▼

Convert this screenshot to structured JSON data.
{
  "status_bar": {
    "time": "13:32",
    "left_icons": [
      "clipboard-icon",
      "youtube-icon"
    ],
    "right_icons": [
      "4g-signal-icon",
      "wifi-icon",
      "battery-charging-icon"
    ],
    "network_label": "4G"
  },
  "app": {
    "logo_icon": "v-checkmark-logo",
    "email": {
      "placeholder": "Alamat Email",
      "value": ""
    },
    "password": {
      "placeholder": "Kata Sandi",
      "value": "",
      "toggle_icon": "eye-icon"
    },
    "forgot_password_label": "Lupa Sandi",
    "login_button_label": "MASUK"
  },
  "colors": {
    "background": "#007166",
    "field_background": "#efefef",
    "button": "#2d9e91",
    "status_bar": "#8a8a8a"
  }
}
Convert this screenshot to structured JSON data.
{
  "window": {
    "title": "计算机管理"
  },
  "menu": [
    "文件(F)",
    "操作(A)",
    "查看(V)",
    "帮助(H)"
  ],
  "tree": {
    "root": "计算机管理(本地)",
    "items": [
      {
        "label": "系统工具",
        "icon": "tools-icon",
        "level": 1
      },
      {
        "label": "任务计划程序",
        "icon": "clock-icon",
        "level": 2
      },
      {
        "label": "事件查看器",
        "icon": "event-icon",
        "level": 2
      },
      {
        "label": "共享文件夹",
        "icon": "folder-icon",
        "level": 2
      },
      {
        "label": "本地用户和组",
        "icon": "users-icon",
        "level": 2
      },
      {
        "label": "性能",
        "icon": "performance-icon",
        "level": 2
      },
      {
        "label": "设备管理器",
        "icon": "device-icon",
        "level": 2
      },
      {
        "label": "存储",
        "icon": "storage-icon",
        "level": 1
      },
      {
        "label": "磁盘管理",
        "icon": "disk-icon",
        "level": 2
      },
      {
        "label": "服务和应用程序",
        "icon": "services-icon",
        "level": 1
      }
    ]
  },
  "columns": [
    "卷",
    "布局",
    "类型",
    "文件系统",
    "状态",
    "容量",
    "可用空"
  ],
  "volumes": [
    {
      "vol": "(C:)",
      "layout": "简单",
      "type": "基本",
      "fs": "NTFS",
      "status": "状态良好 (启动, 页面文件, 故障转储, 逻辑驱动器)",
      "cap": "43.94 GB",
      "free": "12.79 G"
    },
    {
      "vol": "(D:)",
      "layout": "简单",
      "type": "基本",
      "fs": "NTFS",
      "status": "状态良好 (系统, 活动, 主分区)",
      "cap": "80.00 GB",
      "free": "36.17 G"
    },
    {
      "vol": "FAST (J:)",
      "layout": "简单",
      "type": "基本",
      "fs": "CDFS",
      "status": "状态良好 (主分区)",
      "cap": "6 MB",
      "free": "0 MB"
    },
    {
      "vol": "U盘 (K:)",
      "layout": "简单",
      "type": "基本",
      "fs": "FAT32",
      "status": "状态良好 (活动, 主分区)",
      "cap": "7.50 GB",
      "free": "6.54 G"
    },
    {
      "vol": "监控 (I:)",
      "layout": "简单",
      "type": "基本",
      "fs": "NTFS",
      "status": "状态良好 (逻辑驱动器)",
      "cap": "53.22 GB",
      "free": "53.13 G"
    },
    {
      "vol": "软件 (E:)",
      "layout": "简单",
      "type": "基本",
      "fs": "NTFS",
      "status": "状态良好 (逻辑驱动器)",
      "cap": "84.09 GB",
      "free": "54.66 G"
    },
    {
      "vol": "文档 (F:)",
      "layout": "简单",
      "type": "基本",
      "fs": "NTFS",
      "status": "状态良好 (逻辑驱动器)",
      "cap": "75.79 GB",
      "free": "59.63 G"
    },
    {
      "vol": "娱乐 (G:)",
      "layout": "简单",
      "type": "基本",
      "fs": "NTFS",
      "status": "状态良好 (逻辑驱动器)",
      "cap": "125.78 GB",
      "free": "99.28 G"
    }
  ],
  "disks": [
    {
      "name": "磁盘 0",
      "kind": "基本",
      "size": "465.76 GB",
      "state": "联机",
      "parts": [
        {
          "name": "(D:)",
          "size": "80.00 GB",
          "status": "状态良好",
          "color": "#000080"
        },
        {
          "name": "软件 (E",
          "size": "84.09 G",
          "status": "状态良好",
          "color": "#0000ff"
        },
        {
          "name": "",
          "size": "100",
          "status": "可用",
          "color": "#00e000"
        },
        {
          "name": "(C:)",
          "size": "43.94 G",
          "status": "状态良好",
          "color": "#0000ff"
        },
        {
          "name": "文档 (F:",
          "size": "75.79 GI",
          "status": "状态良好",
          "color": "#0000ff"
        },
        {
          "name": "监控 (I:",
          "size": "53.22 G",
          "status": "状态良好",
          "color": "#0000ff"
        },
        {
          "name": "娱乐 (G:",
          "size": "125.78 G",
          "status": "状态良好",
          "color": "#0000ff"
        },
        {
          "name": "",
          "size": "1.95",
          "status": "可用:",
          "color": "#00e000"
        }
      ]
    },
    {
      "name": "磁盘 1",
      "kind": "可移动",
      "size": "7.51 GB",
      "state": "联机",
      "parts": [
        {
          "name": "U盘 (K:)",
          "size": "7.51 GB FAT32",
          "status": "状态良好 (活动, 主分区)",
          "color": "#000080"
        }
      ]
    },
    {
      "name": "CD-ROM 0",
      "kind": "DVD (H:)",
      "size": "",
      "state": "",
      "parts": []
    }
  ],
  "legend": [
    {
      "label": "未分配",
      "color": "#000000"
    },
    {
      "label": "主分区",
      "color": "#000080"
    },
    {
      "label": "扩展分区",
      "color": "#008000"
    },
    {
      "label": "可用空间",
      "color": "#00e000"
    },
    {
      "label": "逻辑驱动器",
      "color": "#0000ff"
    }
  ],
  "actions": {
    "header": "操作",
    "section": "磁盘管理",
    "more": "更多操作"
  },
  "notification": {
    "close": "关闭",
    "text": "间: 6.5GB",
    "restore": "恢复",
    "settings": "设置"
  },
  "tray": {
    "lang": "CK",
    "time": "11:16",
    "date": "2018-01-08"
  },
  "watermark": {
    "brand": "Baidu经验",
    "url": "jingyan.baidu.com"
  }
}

▲

* Problem to solve *
Find the string "free" in the listing and return every line that holds it.

* Exercise result *
      "free": "12.79 G"
      "free": "36.17 G"
      "free": "0 MB"
      "free": "6.54 G"
      "free": "53.13 G"
      "free": "54.66 G"
      "free": "59.63 G"
      "free": "99.28 G"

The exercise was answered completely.